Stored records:
--- START ---
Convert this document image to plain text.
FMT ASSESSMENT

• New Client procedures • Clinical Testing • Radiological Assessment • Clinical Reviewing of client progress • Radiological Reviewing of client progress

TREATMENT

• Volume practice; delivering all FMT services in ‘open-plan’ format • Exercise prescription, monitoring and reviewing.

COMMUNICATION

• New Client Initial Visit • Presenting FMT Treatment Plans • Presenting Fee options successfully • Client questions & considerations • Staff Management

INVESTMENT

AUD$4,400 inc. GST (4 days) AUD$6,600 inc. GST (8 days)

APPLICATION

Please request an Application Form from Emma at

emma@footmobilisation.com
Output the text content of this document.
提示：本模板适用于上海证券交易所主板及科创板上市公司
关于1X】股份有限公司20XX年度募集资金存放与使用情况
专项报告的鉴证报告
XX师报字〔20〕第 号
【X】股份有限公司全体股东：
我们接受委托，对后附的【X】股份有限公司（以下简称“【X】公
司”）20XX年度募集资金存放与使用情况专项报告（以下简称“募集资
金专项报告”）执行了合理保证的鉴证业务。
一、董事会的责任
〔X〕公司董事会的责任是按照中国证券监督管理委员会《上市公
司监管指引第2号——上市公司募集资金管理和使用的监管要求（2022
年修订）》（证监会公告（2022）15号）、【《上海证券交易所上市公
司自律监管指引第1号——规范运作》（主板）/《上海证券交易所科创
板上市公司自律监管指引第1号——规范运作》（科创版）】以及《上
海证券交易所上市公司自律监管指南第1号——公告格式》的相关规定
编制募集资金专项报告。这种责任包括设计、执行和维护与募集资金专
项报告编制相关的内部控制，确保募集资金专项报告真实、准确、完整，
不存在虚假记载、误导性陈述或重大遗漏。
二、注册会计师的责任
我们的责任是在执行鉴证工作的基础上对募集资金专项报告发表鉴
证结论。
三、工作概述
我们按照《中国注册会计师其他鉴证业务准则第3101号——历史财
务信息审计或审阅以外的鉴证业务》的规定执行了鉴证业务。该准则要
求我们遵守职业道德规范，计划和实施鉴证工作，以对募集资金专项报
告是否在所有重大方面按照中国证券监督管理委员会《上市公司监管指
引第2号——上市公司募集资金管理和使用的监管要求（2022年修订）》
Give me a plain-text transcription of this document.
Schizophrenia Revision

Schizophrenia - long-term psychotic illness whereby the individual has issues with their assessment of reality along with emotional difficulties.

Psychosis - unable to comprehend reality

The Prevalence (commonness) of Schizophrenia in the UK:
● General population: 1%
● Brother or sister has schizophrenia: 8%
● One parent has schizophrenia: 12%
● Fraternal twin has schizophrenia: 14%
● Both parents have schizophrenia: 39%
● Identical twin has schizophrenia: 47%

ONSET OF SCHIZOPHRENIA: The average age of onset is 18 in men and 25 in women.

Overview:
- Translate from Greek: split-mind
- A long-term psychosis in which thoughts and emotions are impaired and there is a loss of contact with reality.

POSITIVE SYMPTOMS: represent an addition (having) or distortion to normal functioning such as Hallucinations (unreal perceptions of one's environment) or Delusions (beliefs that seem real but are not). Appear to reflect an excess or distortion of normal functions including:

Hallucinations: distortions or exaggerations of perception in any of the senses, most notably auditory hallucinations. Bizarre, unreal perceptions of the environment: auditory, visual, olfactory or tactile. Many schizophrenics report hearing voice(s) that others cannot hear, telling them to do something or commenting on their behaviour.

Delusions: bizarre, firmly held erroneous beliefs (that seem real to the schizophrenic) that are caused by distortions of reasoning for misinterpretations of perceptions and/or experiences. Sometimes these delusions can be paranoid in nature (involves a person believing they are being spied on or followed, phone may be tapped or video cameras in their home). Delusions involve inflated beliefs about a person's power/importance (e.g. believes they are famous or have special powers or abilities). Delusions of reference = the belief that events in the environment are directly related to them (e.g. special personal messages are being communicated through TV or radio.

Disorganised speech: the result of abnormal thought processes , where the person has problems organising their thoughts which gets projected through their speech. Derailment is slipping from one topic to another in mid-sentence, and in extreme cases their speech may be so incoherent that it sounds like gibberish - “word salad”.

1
--- END ---
◆ **Stated goal**
Above are the records; copy all of them exactly.

◆ **Solution for this exercise**
Convert this document image to plain text.
FMT ASSESSMENT

• New Client procedures • Clinical Testing • Radiological Assessment • Clinical Reviewing of client progress • Radiological Reviewing of client progress

TREATMENT

• Volume practice; delivering all FMT services in ‘open-plan’ format • Exercise prescription, monitoring and reviewing.

COMMUNICATION

• New Client Initial Visit • Presenting FMT Treatment Plans • Presenting Fee options successfully • Client questions & considerations • Staff Management

INVESTMENT

AUD$4,400 inc. GST (4 days) AUD$6,600 inc. GST (8 days)

APPLICATION

Please request an Application Form from Emma at

emma@footmobilisation.com
Output the text content of this document.
提示：本模板适用于上海证券交易所主板及科创板上市公司
关于1X】股份有限公司20XX年度募集资金存放与使用情况
专项报告的鉴证报告
XX师报字〔20〕第 号
【X】股份有限公司全体股东：
我们接受委托，对后附的【X】股份有限公司（以下简称“【X】公
司”）20XX年度募集资金存放与使用情况专项报告（以下简称“募集资
金专项报告”）执行了合理保证的鉴证业务。
一、董事会的责任
〔X〕公司董事会的责任是按照中国证券监督管理委员会《上市公
司监管指引第2号——上市公司募集资金管理和使用的监管要求（2022
年修订）》（证监会公告（2022）15号）、【《上海证券交易所上市公
司自律监管指引第1号——规范运作》（主板）/《上海证券交易所科创
板上市公司自律监管指引第1号——规范运作》（科创版）】以及《上
海证券交易所上市公司自律监管指南第1号——公告格式》的相关规定
编制募集资金专项报告。这种责任包括设计、执行和维护与募集资金专
项报告编制相关的内部控制，确保募集资金专项报告真实、准确、完整，
不存在虚假记载、误导性陈述或重大遗漏。
二、注册会计师的责任
我们的责任是在执行鉴证工作的基础上对募集资金专项报告发表鉴
证结论。
三、工作概述
我们按照《中国注册会计师其他鉴证业务准则第3101号——历史财
务信息审计或审阅以外的鉴证业务》的规定执行了鉴证业务。该准则要
求我们遵守职业道德规范，计划和实施鉴证工作，以对募集资金专项报
告是否在所有重大方面按照中国证券监督管理委员会《上市公司监管指
引第2号——上市公司募集资金管理和使用的监管要求（2022年修订）》
Give me a plain-text transcription of this document.
Schizophrenia Revision

Schizophrenia - long-term psychotic illness whereby the individual has issues with their assessment of reality along with emotional difficulties.

Psychosis - unable to comprehend reality

The Prevalence (commonness) of Schizophrenia in the UK:
● General population: 1%
● Brother or sister has schizophrenia: 8%
● One parent has schizophrenia: 12%
● Fraternal twin has schizophrenia: 14%
● Both parents have schizophrenia: 39%
● Identical twin has schizophrenia: 47%

ONSET OF SCHIZOPHRENIA: The average age of onset is 18 in men and 25 in women.

Overview:
- Translate from Greek: split-mind
- A long-term psychosis in which thoughts and emotions are impaired and there is a loss of contact with reality.

POSITIVE SYMPTOMS: represent an addition (having) or distortion to normal functioning such as Hallucinations (unreal perceptions of one's environment) or Delusions (beliefs that seem real but are not). Appear to reflect an excess or distortion of normal functions including:

Hallucinations: distortions or exaggerations of perception in any of the senses, most notably auditory hallucinations. Bizarre, unreal perceptions of the environment: auditory, visual, olfactory or tactile. Many schizophrenics report hearing voice(s) that others cannot hear, telling them to do something or commenting on their behaviour.

Delusions: bizarre, firmly held erroneous beliefs (that seem real to the schizophrenic) that are caused by distortions of reasoning for misinterpretations of perceptions and/or experiences. Sometimes these delusions can be paranoid in nature (involves a person believing they are being spied on or followed, phone may be tapped or video cameras in their home). Delusions involve inflated beliefs about a person's power/importance (e.g. believes they are famous or have special powers or abilities). Delusions of reference = the belief that events in the environment are directly related to them (e.g. special personal messages are being communicated through TV or radio.

Disorganised speech: the result of abnormal thought processes , where the person has problems organising their thoughts which gets projected through their speech. Derailment is slipping from one topic to another in mid-sentence, and in extreme cases their speech may be so incoherent that it sounds like gibberish - “word salad”.

1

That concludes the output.